EXTRAIT PROPOSÉ -
☆ ☆ ☆

On voit bien le caractère étonnant de la rage impuissante, de la haine destructrice, de l'absence complète du sens des responsabilités, de l'aveuglement des évidences dans ce scénario si simple qui pousse un gouverneur, – et de quel État ! – à affirmer son autorité constitutionnelle sur le destin du Texas, sa complète légitimité surpassant celle de la Cour Suprême. A-t-il légalement raison ou tort ? Que nous importe alors que le flot des migrants est là, et qu'il constitue une tempête qui balaie tout, qui arrive à soulever la colère de ceux-là mêmes que les démocrates prétendent favoriser, les Africains-Américains et les Hispano-Américains.

☆ ☆ ☆

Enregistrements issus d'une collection
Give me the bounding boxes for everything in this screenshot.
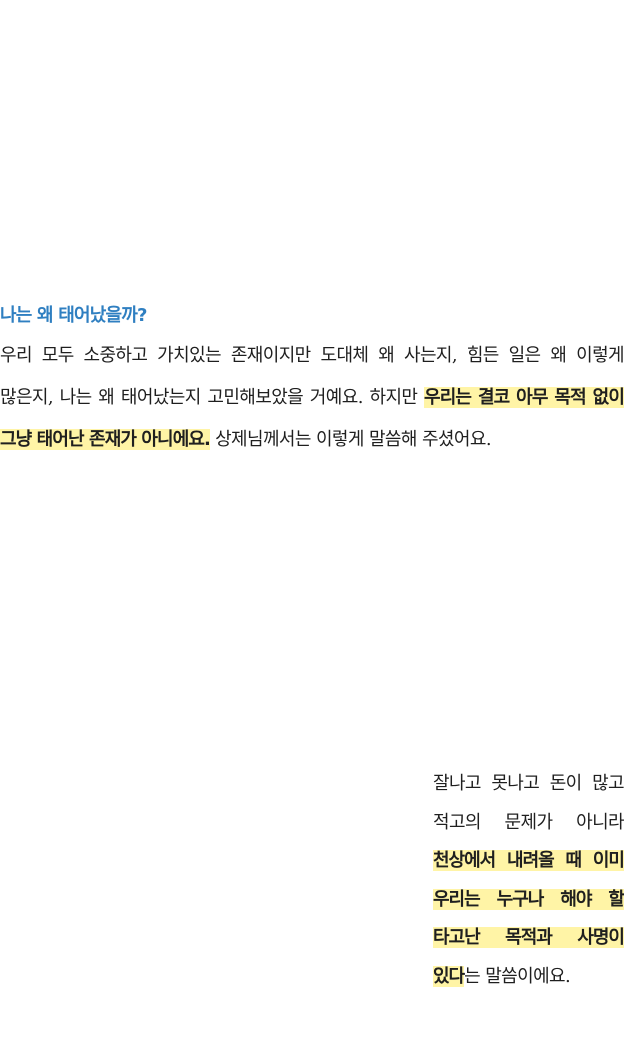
quote-section: 잘나고 못나고 돈이 많고 적고의 문제가 아니라 천상에서 내려올 때 이미 … bbox=[433, 765, 624, 997]
body-text: 우리 모두 소중하고 가치있는 존재이지만 도대체 왜 사는지, 힘든 일은 왜… bbox=[0, 345, 624, 408]
quote-paragraph: 잘나고 못나고 돈이 많고 적고의 문제가 아니라 천상에서 내려올 때 이미 … bbox=[433, 765, 624, 997]
article-section: 나는 왜 태어났을까? 우리 모두 소중하고 가치있는 존재이지만 도대체 왜 … bbox=[0, 303, 624, 461]
body-paragraph: 우리 모두 소중하고 가치있는 존재이지만 도대체 왜 사는지, 힘든 일은 왜… bbox=[0, 335, 624, 461]
body-text-continued: 상제님께서는 이렇게 말씀해 주셨어요. bbox=[209, 429, 491, 450]
quote-text-end: 는 말씀이에요. bbox=[464, 965, 571, 987]
quote-text: 잘나고 못나고 돈이 많고 적고의 문제가 아니라 bbox=[433, 773, 624, 833]
section-heading: 나는 왜 태어났을까? bbox=[0, 305, 147, 326]
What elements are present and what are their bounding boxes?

☆ ☆ ☆

CONSIGNES ÉCRITES -
1) Pour chaque affirmation, dites par oui ou par non si elle concorde avec l'extrait proposé, en citant mot pour mot les termes décisifs de celui-ci. (a) Un gouverneur affirme son autorité constitutionnelle sur le destin du Texas. (b) Ce gouverneur place sa légitimité au-dessous de celle de la Cour suprême. (c) Le flot des migrants soulève la colère des Africains-Américains et des Hispano-Américains.
2) Indiquez, s'il vous plaît, à quoi l'extrait proposé compare le flot des migrants.

RÉPONSES -
1)
(a) Oui : « à affirmer son autorité constitutionnelle sur le destin du Texas ».
(b) Non : « sa complète légitimité surpassant celle de la Cour Suprême ».
(c) Oui : « qui arrive à soulever la colère de ceux-là mêmes que les démocrates prétendent favoriser, les Africains-Américains et les Hispano-Américains ».

2) À une tempête qui balaie tout.